-- Instructions to follow --
Without altering anything, output the material below.

Entries taken from a collection:

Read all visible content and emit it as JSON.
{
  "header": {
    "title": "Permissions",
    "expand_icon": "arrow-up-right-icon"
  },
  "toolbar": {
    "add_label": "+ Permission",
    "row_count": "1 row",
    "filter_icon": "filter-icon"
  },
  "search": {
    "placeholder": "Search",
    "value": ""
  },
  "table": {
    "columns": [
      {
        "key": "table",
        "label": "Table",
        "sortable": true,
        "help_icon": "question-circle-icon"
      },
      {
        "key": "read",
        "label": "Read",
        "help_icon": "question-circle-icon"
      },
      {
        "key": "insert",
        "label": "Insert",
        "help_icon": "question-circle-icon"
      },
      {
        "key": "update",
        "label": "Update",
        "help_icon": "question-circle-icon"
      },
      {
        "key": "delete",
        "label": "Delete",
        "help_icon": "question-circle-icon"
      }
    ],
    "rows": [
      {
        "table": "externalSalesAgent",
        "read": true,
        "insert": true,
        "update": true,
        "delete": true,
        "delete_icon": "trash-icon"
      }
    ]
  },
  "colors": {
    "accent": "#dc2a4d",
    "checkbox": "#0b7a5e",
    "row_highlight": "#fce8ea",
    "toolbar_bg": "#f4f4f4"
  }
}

-- Task response --
Read all visible content and emit it as JSON.
{
  "header": {
    "title": "Permissions",
    "expand_icon": "arrow-up-right-icon"
  },
  "toolbar": {
    "add_label": "+ Permission",
    "row_count": "1 row",
    "filter_icon": "filter-icon"
  },
  "search": {
    "placeholder": "Search",
    "value": ""
  },
  "table": {
    "columns": [
      {
        "key": "table",
        "label": "Table",
        "sortable": true,
        "help_icon": "question-circle-icon"
      },
      {
        "key": "read",
        "label": "Read",
        "help_icon": "question-circle-icon"
      },
      {
        "key": "insert",
        "label": "Insert",
        "help_icon": "question-circle-icon"
      },
      {
        "key": "update",
        "label": "Update",
        "help_icon": "question-circle-icon"
      },
      {
        "key": "delete",
        "label": "Delete",
        "help_icon": "question-circle-icon"
      }
    ],
    "rows": [
      {
        "table": "externalSalesAgent",
        "read": true,
        "insert": true,
        "update": true,
        "delete": true,
        "delete_icon": "trash-icon"
      }
    ]
  },
  "colors": {
    "accent": "#dc2a4d",
    "checkbox": "#0b7a5e",
    "row_highlight": "#fce8ea",
    "toolbar_bg": "#f4f4f4"
  }
}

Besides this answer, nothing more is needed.